[Consegna] Prosegui la recensione di «Due rive ci vogliono» dopo la sua ultima frase.

Recensione
Martina Cesaretti, New Notizie /Letteratura, 01/02/2011

Due rive ci vogliono: poesie d'amicizia

Di poesia si parla raramente ed a fare successo sono sempre più gli scrittori e sempre meno i poeti. Talvolta, però, le poesie servono ad allestire puzzle dai pezzi mancanti, ad aggiungere particolari a storie carenti di episodi. L’opera “Due rive ci vogliono”, uscita di recente, vuole raccontare le due rive che servono per dire la verità, per tradurre la poesia. L’opera riguarda due poeti del secolo scorso: René Char e Vittorio Sereni. Il libro in questione non è altro che il racconto dell’amicizia che legò i due poeti novecenteschi, un’amicizia sicuramente segnata dal valore che la poesia aveva nella vita di entrambi. È grazie alla traduzione da parte di Sereni di “Feuillets d’Hypnos”, diario che scrisse Char durante la resistenza francese, che i due si conobbero nei primissimi anni sessanta instaurando subito un rapporto fatto di complicità ed empatia. “Due rive ci vogliono” propone anche al lettore alcune liriche inedite di Cher che Sereni aveva tradotto per l’antologia “Ritorno sopramonte ed altre poesie” ma che rimasero fuori dalla raccolta.

[Dati da esaminare]
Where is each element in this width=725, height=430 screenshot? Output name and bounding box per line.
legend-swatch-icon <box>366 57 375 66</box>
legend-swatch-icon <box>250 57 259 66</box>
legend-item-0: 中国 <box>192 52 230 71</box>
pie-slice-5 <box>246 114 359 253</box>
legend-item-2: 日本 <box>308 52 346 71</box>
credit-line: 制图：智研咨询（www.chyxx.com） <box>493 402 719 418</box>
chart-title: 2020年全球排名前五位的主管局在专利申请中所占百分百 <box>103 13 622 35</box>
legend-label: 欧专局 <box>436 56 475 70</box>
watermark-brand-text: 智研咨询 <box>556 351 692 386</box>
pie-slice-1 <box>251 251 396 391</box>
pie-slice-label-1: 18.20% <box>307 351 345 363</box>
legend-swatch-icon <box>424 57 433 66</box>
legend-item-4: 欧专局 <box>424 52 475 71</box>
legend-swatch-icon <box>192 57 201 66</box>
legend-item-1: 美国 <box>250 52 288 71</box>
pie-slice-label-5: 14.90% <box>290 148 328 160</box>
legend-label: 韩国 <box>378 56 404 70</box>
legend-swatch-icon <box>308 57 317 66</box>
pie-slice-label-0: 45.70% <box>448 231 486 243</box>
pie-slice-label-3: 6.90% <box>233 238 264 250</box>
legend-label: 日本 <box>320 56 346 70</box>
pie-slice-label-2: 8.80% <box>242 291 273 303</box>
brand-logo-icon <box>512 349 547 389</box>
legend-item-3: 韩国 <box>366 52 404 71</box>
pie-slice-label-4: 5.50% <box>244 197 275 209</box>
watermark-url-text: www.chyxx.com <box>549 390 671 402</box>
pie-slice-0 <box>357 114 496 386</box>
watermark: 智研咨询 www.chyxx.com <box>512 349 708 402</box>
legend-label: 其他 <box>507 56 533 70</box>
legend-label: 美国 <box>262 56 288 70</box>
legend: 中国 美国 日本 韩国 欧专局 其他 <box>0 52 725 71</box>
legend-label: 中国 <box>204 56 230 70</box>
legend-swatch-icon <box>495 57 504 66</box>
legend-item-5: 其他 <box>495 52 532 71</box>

[Soluzione]
Tutto coloro che si sono ritrovati nel corso della propria vita ad amare almeno uno di questi due poeti probabilmente dovrebbero approfondire, attraverso quest’opera, il rapporto d’amicizia che li legò anche e soprattutto a causa di quelle due rive di cui si ha bisogno per tradurre ciò che è poesia, per esprimere ciò che è poesia; “Due rive ci vogliono per la verità: per la nostra andata, per il nostro ritorno. Strade che bevano le loro nebbie. Che serbino intatte le nostre risate felici. Che, interrotte, ancora salvaguardino i nostri minori a nuoto in acque gelide”.

L’Italia è testimone da anni di quale sia lo sforzo e la capacità che si richiedono al traduttore di poesie: basta citare il nome di Fernanda Pivano per comprendere come un’opera quale l’ “Antologia di Spoon River” non avrebbe avuto la stessa profondità se fosse stata tradotta da qualcuno che avesse esercitato il proprio mestiere con meno meticolosità ed amore.